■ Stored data
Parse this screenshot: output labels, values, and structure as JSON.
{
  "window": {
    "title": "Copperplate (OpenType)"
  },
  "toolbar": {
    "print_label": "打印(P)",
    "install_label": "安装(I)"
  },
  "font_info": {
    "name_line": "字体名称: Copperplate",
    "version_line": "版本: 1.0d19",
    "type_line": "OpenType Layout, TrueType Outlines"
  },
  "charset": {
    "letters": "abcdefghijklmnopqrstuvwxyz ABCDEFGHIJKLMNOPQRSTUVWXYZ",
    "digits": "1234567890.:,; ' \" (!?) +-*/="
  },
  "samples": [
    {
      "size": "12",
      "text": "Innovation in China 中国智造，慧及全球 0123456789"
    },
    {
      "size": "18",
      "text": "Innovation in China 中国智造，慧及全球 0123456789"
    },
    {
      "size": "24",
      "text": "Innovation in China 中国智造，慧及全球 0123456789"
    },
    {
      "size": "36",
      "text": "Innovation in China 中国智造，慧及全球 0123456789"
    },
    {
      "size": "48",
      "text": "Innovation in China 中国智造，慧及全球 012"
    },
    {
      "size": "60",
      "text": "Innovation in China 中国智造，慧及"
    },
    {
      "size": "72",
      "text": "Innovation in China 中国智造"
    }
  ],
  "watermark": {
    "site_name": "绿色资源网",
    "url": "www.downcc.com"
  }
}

■ What is needed
Transcribe all the entries, keeping each one exactly as it is.

■ Finished answer
Parse this screenshot: output labels, values, and structure as JSON.
{
  "window": {
    "title": "Copperplate (OpenType)"
  },
  "toolbar": {
    "print_label": "打印(P)",
    "install_label": "安装(I)"
  },
  "font_info": {
    "name_line": "字体名称: Copperplate",
    "version_line": "版本: 1.0d19",
    "type_line": "OpenType Layout, TrueType Outlines"
  },
  "charset": {
    "letters": "abcdefghijklmnopqrstuvwxyz ABCDEFGHIJKLMNOPQRSTUVWXYZ",
    "digits": "1234567890.:,; ' \" (!?) +-*/="
  },
  "samples": [
    {
      "size": "12",
      "text": "Innovation in China 中国智造，慧及全球 0123456789"
    },
    {
      "size": "18",
      "text": "Innovation in China 中国智造，慧及全球 0123456789"
    },
    {
      "size": "24",
      "text": "Innovation in China 中国智造，慧及全球 0123456789"
    },
    {
      "size": "36",
      "text": "Innovation in China 中国智造，慧及全球 0123456789"
    },
    {
      "size": "48",
      "text": "Innovation in China 中国智造，慧及全球 012"
    },
    {
      "size": "60",
      "text": "Innovation in China 中国智造，慧及"
    },
    {
      "size": "72",
      "text": "Innovation in China 中国智造"
    }
  ],
  "watermark": {
    "site_name": "绿色资源网",
    "url": "www.downcc.com"
  }
}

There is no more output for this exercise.